What is being asked: Render the material from its first line up to and including the line containing "y-tick-label: 0% [34,304,54,320]" as a numbered list, omitting any blank lines.

— Begin Provided entries —

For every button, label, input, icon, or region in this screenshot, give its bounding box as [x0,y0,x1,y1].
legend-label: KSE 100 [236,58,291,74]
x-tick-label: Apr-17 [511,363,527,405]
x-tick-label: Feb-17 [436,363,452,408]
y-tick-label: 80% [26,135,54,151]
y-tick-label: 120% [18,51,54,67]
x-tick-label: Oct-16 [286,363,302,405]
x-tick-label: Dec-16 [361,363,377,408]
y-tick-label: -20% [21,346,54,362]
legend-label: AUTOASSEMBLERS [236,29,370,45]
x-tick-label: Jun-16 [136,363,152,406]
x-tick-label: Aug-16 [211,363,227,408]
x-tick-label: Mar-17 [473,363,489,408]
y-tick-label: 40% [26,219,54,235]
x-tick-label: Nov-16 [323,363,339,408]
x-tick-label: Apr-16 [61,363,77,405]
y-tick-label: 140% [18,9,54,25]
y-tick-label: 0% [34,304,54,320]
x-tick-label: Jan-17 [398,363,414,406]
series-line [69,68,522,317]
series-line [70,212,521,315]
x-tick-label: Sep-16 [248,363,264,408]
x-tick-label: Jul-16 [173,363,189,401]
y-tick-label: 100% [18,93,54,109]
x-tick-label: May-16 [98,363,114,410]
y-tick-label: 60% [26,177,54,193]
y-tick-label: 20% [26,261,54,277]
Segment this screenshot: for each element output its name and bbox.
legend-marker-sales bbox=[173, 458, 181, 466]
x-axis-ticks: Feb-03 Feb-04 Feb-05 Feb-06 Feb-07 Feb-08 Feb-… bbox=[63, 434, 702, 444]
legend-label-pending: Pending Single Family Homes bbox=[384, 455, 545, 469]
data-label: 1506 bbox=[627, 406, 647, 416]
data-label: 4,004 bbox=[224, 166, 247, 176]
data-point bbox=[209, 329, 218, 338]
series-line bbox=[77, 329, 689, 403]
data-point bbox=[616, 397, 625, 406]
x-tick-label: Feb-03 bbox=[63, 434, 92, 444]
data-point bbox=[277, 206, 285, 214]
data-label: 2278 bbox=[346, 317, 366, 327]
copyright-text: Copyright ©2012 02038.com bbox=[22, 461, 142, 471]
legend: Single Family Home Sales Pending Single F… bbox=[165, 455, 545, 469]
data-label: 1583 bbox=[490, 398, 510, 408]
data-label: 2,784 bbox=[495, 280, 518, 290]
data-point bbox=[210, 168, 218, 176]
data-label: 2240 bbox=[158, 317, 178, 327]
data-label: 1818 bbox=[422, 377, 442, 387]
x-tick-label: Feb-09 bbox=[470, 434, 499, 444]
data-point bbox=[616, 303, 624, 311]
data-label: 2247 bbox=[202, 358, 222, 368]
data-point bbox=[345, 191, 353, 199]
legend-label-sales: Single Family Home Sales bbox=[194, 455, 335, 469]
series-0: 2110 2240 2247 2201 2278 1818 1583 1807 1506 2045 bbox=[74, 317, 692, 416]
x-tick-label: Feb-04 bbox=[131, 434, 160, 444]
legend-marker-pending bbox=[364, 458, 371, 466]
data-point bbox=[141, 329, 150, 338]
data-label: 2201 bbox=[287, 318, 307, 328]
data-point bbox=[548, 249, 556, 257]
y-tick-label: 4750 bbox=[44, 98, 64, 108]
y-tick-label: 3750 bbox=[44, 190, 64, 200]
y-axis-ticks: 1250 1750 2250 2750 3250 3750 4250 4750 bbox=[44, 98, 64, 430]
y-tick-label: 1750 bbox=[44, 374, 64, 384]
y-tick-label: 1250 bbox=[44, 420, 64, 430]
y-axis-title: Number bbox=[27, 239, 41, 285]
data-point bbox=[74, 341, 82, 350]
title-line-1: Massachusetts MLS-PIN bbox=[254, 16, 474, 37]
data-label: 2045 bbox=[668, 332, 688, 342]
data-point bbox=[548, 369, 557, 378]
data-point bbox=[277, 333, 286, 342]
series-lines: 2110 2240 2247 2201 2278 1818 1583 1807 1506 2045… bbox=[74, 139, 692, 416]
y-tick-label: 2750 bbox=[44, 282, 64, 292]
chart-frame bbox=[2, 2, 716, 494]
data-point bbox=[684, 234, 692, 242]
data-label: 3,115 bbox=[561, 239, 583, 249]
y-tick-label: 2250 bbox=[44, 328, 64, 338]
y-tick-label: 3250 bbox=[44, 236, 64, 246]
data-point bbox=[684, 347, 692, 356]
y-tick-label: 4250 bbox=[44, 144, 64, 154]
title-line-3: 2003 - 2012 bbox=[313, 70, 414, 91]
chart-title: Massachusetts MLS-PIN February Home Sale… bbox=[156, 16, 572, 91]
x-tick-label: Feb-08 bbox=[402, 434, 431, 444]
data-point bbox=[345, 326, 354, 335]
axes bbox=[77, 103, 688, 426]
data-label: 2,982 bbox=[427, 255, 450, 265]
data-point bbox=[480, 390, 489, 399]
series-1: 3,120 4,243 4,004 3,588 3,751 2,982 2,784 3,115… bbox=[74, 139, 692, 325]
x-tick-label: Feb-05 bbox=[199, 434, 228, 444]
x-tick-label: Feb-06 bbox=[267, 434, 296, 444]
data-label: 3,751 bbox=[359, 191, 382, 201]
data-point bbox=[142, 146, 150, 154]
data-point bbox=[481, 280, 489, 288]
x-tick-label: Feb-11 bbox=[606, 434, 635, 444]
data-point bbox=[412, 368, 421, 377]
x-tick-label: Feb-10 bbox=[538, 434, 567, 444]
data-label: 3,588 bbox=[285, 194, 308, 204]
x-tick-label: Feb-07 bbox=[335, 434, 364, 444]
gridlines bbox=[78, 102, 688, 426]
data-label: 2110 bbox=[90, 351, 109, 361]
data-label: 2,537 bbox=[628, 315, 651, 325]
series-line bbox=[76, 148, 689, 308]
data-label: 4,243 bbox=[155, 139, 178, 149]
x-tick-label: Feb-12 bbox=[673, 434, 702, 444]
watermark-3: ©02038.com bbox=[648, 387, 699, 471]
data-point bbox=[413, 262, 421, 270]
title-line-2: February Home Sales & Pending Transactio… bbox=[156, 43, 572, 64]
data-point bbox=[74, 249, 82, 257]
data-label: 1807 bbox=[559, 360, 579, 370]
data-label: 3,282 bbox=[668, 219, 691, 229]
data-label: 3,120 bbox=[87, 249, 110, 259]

— End Provided entries —

Answer:
1. For every button, label, input, icon, or region in this screenshot, give its bounding box as [x0,y0,x1,y1].
2. legend-label: KSE 100 [236,58,291,74]
3. x-tick-label: Apr-17 [511,363,527,405]
4. x-tick-label: Feb-17 [436,363,452,408]
5. y-tick-label: 80% [26,135,54,151]
6. y-tick-label: 120% [18,51,54,67]
7. x-tick-label: Oct-16 [286,363,302,405]
8. x-tick-label: Dec-16 [361,363,377,408]
9. y-tick-label: -20% [21,346,54,362]
10. legend-label: AUTOASSEMBLERS [236,29,370,45]
11. x-tick-label: Jun-16 [136,363,152,406]
12. x-tick-label: Aug-16 [211,363,227,408]
13. x-tick-label: Mar-17 [473,363,489,408]
14. y-tick-label: 40% [26,219,54,235]
15. x-tick-label: Nov-16 [323,363,339,408]
16. x-tick-label: Apr-16 [61,363,77,405]
17. y-tick-label: 140% [18,9,54,25]
18. y-tick-label: 0% [34,304,54,320]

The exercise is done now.